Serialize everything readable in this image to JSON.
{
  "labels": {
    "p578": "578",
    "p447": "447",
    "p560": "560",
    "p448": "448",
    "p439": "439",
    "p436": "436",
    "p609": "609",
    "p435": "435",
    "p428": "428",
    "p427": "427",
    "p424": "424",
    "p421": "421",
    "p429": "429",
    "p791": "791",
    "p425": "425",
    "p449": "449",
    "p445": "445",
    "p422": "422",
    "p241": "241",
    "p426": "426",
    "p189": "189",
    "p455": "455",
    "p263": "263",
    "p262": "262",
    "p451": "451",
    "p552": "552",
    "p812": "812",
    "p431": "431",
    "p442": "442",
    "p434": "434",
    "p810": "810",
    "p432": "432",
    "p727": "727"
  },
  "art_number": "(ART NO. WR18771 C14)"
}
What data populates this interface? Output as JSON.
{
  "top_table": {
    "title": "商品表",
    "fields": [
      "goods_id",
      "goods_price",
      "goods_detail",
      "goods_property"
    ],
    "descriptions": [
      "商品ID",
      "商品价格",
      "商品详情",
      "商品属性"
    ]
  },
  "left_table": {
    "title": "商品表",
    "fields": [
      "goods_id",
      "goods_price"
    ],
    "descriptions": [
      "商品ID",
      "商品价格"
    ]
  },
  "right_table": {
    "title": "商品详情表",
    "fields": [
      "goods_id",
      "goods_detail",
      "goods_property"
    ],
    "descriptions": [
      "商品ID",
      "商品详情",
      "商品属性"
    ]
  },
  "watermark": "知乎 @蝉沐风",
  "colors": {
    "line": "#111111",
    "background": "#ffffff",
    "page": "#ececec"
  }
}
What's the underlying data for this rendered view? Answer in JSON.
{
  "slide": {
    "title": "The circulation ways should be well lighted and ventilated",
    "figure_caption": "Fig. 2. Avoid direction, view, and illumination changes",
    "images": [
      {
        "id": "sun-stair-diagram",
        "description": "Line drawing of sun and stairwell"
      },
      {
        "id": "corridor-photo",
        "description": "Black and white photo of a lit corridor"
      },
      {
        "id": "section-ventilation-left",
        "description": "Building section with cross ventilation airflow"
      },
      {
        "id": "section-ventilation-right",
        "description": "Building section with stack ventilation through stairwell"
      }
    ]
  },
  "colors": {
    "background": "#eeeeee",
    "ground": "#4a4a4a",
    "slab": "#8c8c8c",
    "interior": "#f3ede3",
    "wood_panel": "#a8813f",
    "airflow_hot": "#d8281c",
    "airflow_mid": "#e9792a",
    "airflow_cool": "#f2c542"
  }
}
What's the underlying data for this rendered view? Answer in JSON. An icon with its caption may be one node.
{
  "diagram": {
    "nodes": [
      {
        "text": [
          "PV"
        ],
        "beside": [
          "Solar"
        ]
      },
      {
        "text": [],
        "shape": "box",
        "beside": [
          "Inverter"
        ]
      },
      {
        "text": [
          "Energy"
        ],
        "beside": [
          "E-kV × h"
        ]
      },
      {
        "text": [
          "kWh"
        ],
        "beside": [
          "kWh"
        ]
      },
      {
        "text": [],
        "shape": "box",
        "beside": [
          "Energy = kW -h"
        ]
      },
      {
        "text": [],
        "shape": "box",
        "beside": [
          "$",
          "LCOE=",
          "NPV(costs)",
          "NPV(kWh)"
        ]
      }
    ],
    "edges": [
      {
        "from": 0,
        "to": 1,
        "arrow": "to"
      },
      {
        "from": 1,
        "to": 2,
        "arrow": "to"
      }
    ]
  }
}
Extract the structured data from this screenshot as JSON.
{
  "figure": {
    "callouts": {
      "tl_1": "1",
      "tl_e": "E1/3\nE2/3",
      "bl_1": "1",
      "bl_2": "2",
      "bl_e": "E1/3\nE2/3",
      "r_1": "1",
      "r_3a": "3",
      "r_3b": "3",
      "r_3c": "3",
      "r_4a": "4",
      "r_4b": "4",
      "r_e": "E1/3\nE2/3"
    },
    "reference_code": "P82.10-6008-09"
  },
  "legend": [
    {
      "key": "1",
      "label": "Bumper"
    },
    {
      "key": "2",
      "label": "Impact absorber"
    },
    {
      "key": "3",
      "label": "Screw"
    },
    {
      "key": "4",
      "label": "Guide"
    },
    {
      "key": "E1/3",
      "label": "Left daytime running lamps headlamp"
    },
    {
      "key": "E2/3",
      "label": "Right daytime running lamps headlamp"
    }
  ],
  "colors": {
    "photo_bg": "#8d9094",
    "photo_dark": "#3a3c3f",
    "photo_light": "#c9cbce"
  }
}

§ WRITTEN TASK
Lines of the listing that contain the word "with" are to be counted; report only their number.

§ PROBLEM SOLUTION
3